Task goal | Repeat exactly, and only, the lines from the line bearing "Transcribe this image's" through the end of the material. Do not copy the pictures.

-- START OF Record list --

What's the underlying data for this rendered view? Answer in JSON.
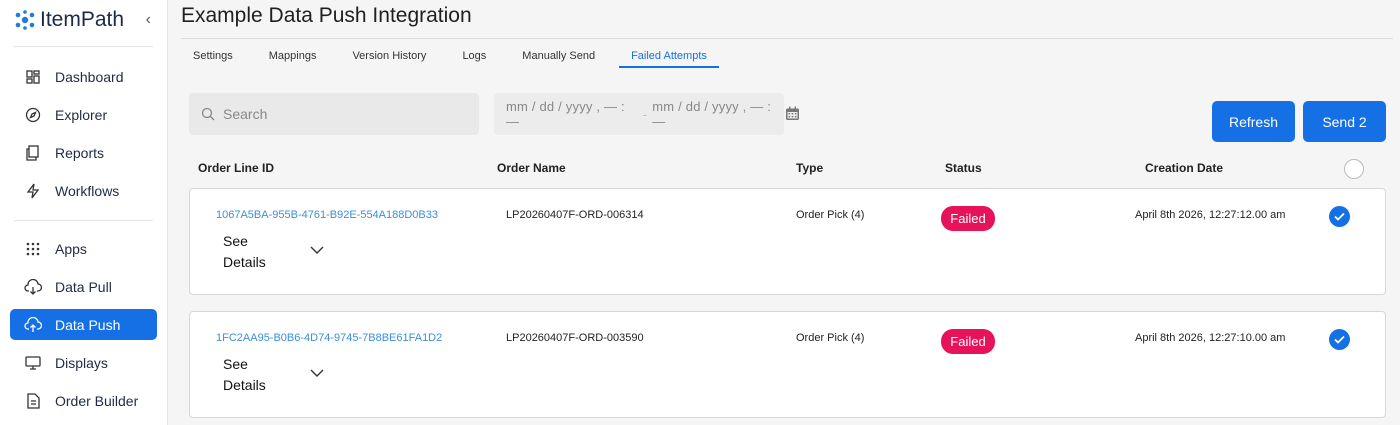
{
  "sidebar": {
    "brand": "ItemPath",
    "items_top": [
      {
        "label": "Dashboard",
        "icon": "dashboard-icon"
      },
      {
        "label": "Explorer",
        "icon": "compass-icon"
      },
      {
        "label": "Reports",
        "icon": "reports-icon"
      },
      {
        "label": "Workflows",
        "icon": "lightning-icon"
      }
    ],
    "items_bottom": [
      {
        "label": "Apps",
        "icon": "grid-icon"
      },
      {
        "label": "Data Pull",
        "icon": "cloud-download-icon"
      },
      {
        "label": "Data Push",
        "icon": "cloud-upload-icon",
        "active": true
      },
      {
        "label": "Displays",
        "icon": "monitor-icon"
      },
      {
        "label": "Order Builder",
        "icon": "document-icon"
      }
    ]
  },
  "page": {
    "title": "Example Data Push Integration",
    "tabs": [
      "Settings",
      "Mappings",
      "Version History",
      "Logs",
      "Manually Send",
      "Failed Attempts"
    ],
    "active_tab": "Failed Attempts"
  },
  "filters": {
    "search_placeholder": "Search",
    "date_start": "mm / dd / yyyy , — : —",
    "date_sep": "-",
    "date_end": "mm / dd / yyyy , — : —"
  },
  "actions": {
    "refresh": "Refresh",
    "send": "Send 2"
  },
  "table": {
    "headers": [
      "Order Line ID",
      "Order Name",
      "Type",
      "Status",
      "Creation Date"
    ],
    "rows": [
      {
        "id": "1067A5BA-955B-4761-B92E-554A188D0B33",
        "details_line1": "See",
        "details_line2": "Details",
        "order_name": "LP20260407F-ORD-006314",
        "type": "Order Pick (4)",
        "status": "Failed",
        "created": "April 8th 2026, 12:27:12.00 am",
        "checked": true
      },
      {
        "id": "1FC2AA95-B0B6-4D74-9745-7B8BE61FA1D2",
        "details_line1": "See",
        "details_line2": "Details",
        "order_name": "LP20260407F-ORD-003590",
        "type": "Order Pick (4)",
        "status": "Failed",
        "created": "April 8th 2026, 12:27:10.00 am",
        "checked": true
      }
    ]
  },
  "colors": {
    "accent": "#1570e6",
    "failed": "#e6125a",
    "link": "#3b8fd9"
  }
}
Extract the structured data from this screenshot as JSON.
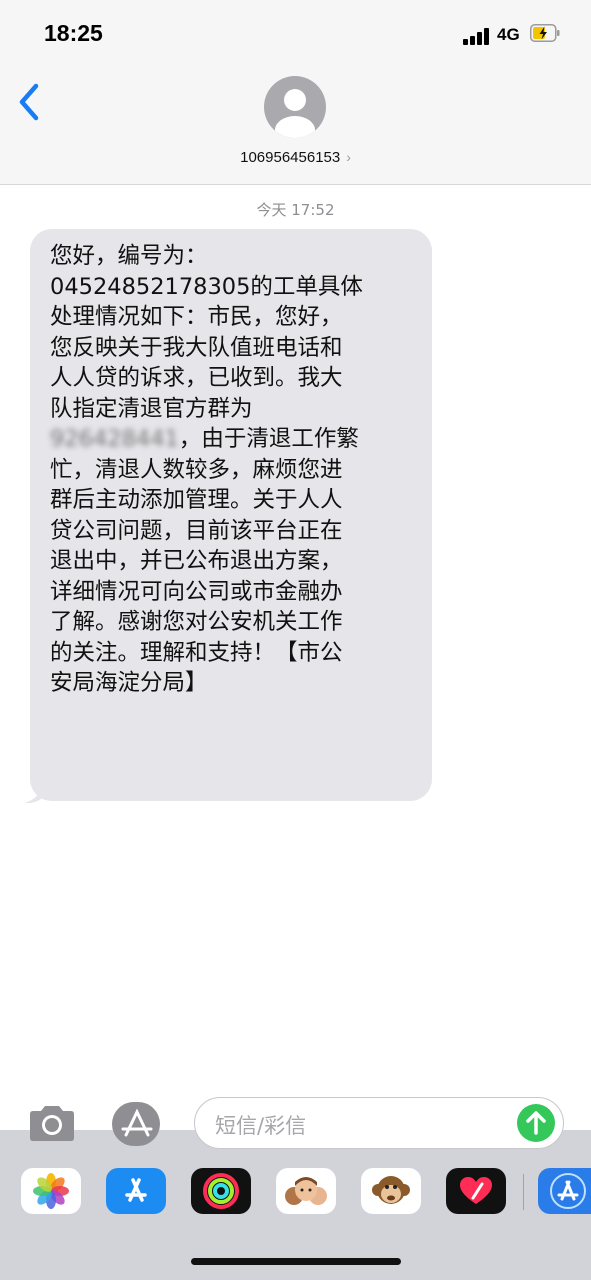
{
  "status_bar": {
    "time": "18:25",
    "network": "4G"
  },
  "header": {
    "contact": "106956456153",
    "chevron": "›"
  },
  "conversation": {
    "timestamp": "今天  17:52",
    "message_lines": [
      "您好，编号为：",
      "04524852178305的工单具体",
      "处理情况如下：市民，您好，",
      "您反映关于我大队值班电话和",
      "人人贷的诉求，已收到。我大",
      "队指定清退官方群为",
      "，由于清退工作繁",
      "忙，清退人数较多，麻烦您进",
      "群后主动添加管理。关于人人",
      "贷公司问题，目前该平台正在",
      "退出中，并已公布退出方案，",
      "详细情况可向公司或市金融办",
      "了解。感谢您对公安机关工作",
      "的关注。理解和支持！【市公",
      "安局海淀分局】"
    ],
    "blurred_number": "926428441"
  },
  "input": {
    "placeholder": "短信/彩信"
  },
  "colors": {
    "bubble": "#e5e5ea",
    "accent": "#1a7cf5",
    "send": "#34c759",
    "drawer": "#d1d3d9"
  },
  "icons": [
    "back-chevron-icon",
    "contact-avatar-icon",
    "camera-icon",
    "app-store-icon",
    "send-arrow-icon",
    "photos-app-icon",
    "app-store-app-icon",
    "activity-app-icon",
    "memoji-app-icon",
    "animoji-monkey-app-icon",
    "digital-touch-app-icon",
    "app-store-more-icon"
  ]
}
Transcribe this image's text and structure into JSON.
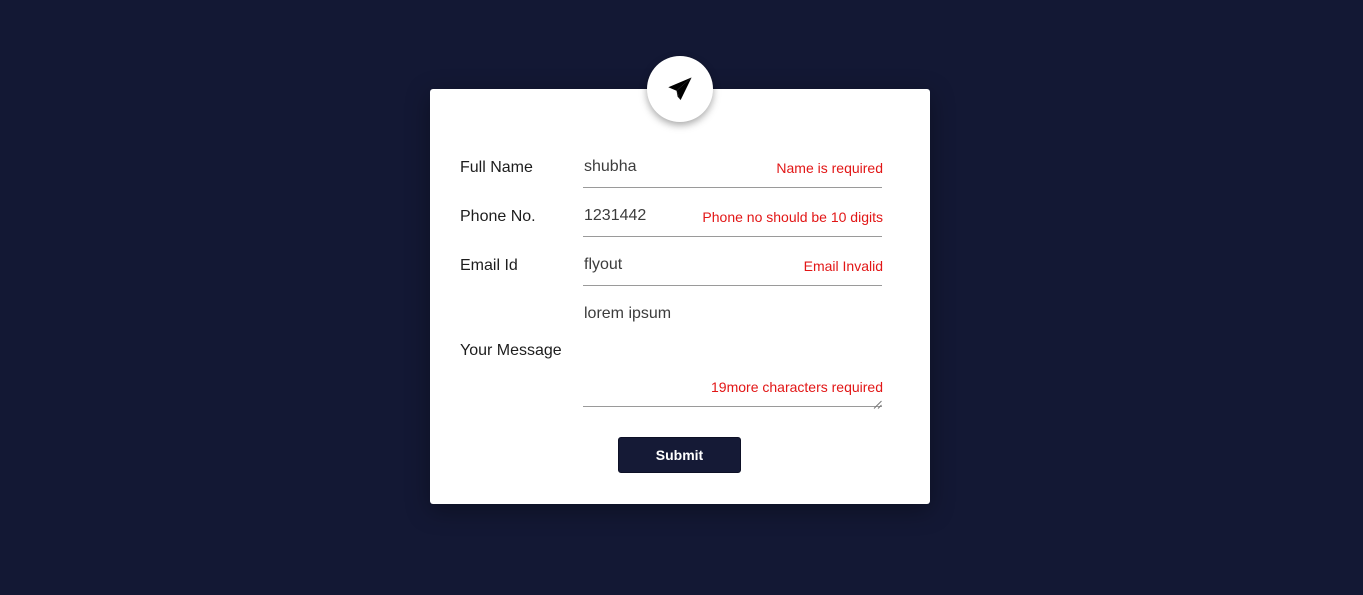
{
  "header": {
    "icon": "paper-plane-icon"
  },
  "form": {
    "full_name": {
      "label": "Full Name",
      "value": "shubha",
      "error": "Name is required"
    },
    "phone": {
      "label": "Phone No.",
      "value": "1231442",
      "error": "Phone no should be 10 digits"
    },
    "email": {
      "label": "Email Id",
      "value": "flyout",
      "error": "Email Invalid"
    },
    "message": {
      "label": "Your Message",
      "value": "lorem ipsum",
      "error": "19more characters required"
    },
    "submit_label": "Submit"
  },
  "colors": {
    "background": "#131834",
    "card": "#ffffff",
    "error": "#e21616",
    "button": "#151a36"
  }
}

-- END OF Record list --

Problem solution |
Transcribe this image's text and structure into JSON.
{
  "header": {
    "icon": "paper-plane-icon"
  },
  "form": {
    "full_name": {
      "label": "Full Name",
      "value": "shubha",
      "error": "Name is required"
    },
    "phone": {
      "label": "Phone No.",
      "value": "1231442",
      "error": "Phone no should be 10 digits"
    },
    "email": {
      "label": "Email Id",
      "value": "flyout",
      "error": "Email Invalid"
    },
    "message": {
      "label": "Your Message",
      "value": "lorem ipsum",
      "error": "19more characters required"
    },
    "submit_label": "Submit"
  },
  "colors": {
    "background": "#131834",
    "card": "#ffffff",
    "error": "#e21616",
    "button": "#151a36"
  }
}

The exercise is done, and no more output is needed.